WHAT IS REQUIRED — How many of the lines contain the string "Transparent"? Give the number, with no other words.

━━ DATASET EXTRACT ━━

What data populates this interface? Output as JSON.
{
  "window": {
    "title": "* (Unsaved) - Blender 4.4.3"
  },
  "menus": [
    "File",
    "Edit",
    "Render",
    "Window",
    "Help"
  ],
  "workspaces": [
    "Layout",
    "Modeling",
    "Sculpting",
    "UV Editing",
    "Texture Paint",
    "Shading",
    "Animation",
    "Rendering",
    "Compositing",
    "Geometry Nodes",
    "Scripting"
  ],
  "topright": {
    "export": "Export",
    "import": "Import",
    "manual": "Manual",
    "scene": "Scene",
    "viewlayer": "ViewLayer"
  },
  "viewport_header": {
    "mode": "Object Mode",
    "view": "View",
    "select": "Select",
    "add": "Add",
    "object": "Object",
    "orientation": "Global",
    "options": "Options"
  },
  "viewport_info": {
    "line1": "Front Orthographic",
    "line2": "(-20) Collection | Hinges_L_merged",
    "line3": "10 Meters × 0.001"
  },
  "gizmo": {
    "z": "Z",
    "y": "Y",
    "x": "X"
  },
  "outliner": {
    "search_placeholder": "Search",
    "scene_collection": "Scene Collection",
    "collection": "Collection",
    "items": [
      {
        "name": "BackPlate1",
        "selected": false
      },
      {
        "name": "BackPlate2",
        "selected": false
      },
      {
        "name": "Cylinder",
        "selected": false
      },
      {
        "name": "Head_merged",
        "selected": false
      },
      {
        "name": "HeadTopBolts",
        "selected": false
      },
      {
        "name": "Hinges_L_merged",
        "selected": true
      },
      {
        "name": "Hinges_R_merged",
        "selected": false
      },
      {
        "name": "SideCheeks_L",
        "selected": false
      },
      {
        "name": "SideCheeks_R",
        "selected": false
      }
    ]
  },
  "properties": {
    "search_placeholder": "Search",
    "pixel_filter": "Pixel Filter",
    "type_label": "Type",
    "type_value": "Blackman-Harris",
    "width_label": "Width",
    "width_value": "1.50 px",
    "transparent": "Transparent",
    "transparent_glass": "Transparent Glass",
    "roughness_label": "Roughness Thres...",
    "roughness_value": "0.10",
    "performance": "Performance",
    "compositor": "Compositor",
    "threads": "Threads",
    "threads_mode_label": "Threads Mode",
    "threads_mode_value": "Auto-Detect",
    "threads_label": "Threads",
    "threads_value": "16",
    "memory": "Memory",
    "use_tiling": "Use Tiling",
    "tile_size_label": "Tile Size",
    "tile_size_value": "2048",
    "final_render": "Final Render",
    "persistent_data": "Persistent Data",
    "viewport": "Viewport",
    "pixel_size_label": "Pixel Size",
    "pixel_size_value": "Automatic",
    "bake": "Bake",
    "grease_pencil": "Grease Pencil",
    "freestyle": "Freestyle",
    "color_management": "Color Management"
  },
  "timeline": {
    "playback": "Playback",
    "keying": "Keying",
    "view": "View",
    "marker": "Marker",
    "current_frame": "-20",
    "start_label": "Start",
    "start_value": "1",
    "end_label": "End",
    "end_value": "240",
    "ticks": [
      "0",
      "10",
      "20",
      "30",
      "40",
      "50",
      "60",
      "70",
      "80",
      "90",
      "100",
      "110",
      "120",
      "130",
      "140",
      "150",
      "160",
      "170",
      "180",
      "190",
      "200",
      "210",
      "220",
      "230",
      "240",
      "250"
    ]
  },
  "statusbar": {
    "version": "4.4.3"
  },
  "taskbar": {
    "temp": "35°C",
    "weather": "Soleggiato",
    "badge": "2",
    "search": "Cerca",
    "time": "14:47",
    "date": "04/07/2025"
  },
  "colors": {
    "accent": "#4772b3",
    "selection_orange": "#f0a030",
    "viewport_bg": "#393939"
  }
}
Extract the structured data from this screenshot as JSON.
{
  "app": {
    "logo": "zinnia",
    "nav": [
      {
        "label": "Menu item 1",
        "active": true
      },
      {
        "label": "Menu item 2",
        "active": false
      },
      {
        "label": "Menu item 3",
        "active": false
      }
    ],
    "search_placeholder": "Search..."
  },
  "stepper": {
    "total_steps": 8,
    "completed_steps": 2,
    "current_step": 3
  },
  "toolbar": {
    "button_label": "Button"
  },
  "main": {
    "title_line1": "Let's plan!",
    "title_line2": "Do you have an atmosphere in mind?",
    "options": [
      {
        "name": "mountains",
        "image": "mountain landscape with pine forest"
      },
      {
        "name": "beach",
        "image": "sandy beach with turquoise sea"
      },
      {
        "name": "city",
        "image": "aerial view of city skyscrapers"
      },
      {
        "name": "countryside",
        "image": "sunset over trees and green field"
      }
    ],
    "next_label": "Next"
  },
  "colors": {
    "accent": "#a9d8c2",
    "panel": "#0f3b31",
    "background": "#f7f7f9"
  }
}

━━━

WRITTEN SOLUTION — 2